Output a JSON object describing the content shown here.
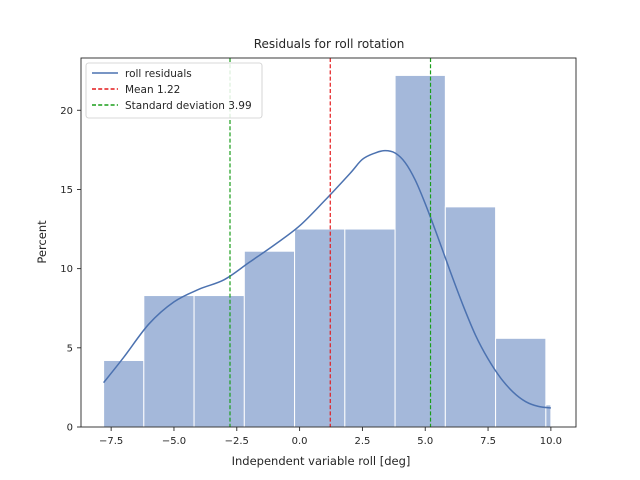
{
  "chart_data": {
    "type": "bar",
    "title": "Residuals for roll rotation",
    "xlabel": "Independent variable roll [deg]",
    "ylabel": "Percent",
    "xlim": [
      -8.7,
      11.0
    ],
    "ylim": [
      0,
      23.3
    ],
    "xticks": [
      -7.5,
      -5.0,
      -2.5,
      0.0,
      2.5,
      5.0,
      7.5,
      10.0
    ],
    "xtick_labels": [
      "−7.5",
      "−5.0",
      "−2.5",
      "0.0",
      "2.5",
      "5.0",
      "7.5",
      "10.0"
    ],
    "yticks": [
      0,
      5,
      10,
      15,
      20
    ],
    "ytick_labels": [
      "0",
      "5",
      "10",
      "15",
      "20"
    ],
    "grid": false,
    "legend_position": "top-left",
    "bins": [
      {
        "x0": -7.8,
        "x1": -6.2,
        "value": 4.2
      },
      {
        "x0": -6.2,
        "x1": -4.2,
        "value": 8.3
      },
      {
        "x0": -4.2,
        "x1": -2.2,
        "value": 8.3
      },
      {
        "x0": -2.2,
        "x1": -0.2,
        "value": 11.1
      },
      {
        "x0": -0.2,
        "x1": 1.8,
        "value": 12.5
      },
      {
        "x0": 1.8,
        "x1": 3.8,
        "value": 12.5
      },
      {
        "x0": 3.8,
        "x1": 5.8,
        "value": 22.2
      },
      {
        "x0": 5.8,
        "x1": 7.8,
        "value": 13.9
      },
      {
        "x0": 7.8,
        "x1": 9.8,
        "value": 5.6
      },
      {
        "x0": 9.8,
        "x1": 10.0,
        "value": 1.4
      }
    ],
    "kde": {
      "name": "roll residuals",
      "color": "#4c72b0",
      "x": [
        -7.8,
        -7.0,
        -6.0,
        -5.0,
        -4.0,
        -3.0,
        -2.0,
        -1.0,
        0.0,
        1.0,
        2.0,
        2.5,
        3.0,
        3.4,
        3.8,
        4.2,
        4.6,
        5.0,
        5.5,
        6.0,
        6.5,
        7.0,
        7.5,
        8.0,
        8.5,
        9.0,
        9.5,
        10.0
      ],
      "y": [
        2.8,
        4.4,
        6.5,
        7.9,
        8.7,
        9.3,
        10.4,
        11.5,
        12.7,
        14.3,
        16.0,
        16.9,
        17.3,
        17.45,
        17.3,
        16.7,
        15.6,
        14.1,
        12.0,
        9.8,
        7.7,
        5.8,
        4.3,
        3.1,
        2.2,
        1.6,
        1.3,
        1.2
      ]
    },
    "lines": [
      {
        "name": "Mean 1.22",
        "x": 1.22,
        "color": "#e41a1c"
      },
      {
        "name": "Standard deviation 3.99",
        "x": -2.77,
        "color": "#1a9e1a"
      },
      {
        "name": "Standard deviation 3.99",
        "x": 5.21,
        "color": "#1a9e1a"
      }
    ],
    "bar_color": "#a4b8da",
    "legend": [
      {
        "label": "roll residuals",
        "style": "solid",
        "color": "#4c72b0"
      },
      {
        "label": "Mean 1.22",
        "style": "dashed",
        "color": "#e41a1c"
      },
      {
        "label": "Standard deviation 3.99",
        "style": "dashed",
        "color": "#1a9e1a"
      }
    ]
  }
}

- **WHAT TO PRODUCE**: Where a line contains "name", copy that line.

- **RESULT FOR THIS TASK**:
      "name": "roll residuals",
        "name": "Mean 1.22",
        "name": "Standard deviation 3.99",
        "name": "Standard deviation 3.99",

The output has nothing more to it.